Stored records ▸
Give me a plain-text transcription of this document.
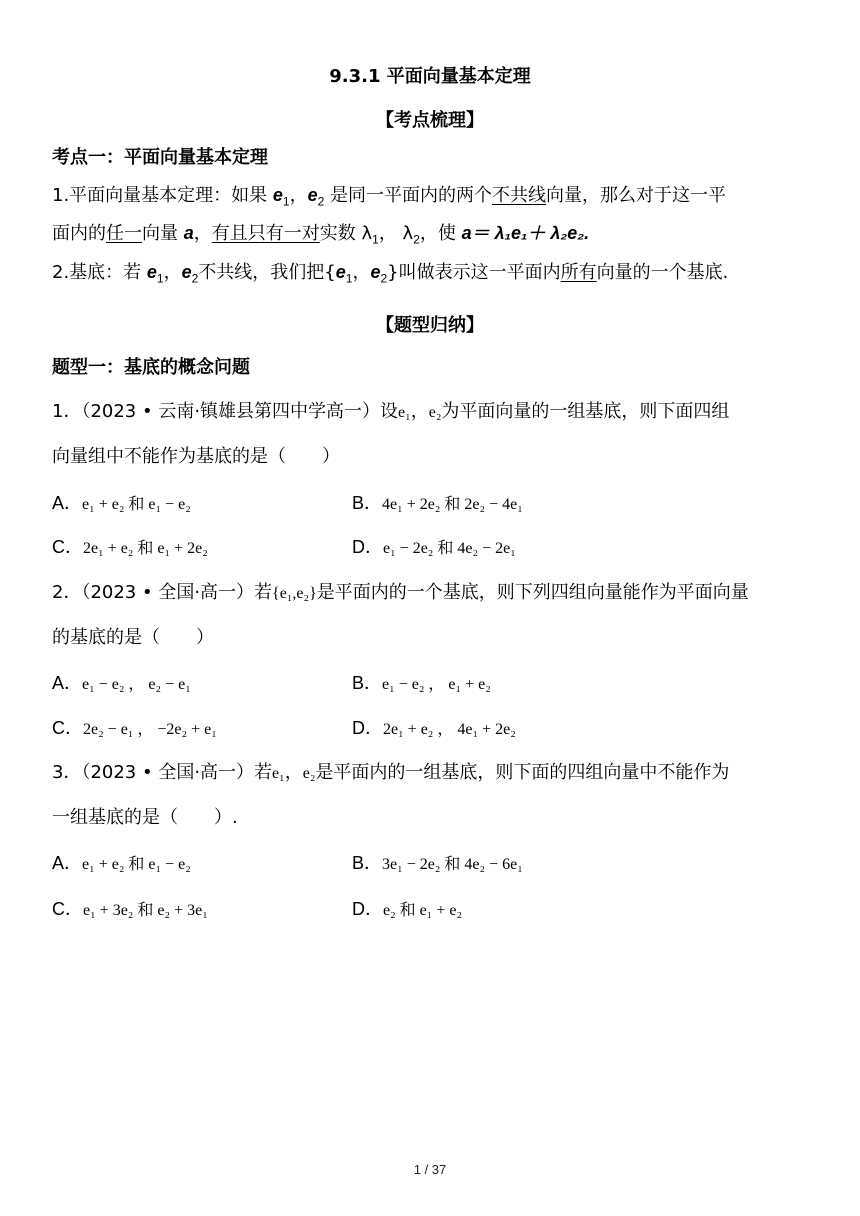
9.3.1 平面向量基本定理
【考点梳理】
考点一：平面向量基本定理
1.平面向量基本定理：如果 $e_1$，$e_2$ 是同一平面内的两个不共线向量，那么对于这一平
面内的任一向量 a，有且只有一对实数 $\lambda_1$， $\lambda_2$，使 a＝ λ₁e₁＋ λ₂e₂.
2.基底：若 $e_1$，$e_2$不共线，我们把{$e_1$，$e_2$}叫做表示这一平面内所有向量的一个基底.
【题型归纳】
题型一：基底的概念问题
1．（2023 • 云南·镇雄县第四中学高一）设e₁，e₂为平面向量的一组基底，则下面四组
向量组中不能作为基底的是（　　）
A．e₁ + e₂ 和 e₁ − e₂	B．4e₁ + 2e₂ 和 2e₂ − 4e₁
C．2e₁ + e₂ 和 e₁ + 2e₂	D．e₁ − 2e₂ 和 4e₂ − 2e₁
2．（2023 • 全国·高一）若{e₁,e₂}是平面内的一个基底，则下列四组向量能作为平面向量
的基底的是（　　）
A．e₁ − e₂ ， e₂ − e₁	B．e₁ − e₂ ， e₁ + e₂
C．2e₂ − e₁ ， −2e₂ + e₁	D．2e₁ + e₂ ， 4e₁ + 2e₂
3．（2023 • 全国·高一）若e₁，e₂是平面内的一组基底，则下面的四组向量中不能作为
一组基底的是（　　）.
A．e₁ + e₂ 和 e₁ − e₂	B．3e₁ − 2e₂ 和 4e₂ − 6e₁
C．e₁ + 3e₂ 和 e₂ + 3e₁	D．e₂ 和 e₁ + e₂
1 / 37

Your instructions ▸ Reproduce the data word for word, excluding its pictures.

Exercise output ▸
Give me a plain-text transcription of this document.
9.3.1 平面向量基本定理
【考点梳理】
考点一：平面向量基本定理
1.平面向量基本定理：如果 $e_1$，$e_2$ 是同一平面内的两个不共线向量，那么对于这一平
面内的任一向量 a，有且只有一对实数 $\lambda_1$， $\lambda_2$，使 a＝ λ₁e₁＋ λ₂e₂.
2.基底：若 $e_1$，$e_2$不共线，我们把{$e_1$，$e_2$}叫做表示这一平面内所有向量的一个基底.
【题型归纳】
题型一：基底的概念问题
1．（2023 • 云南·镇雄县第四中学高一）设e₁，e₂为平面向量的一组基底，则下面四组
向量组中不能作为基底的是（　　）
A．e₁ + e₂ 和 e₁ − e₂	B．4e₁ + 2e₂ 和 2e₂ − 4e₁
C．2e₁ + e₂ 和 e₁ + 2e₂	D．e₁ − 2e₂ 和 4e₂ − 2e₁
2．（2023 • 全国·高一）若{e₁,e₂}是平面内的一个基底，则下列四组向量能作为平面向量
的基底的是（　　）
A．e₁ − e₂ ， e₂ − e₁	B．e₁ − e₂ ， e₁ + e₂
C．2e₂ − e₁ ， −2e₂ + e₁	D．2e₁ + e₂ ， 4e₁ + 2e₂
3．（2023 • 全国·高一）若e₁，e₂是平面内的一组基底，则下面的四组向量中不能作为
一组基底的是（　　）.
A．e₁ + e₂ 和 e₁ − e₂	B．3e₁ − 2e₂ 和 4e₂ − 6e₁
C．e₁ + 3e₂ 和 e₂ + 3e₁	D．e₂ 和 e₁ + e₂
1 / 37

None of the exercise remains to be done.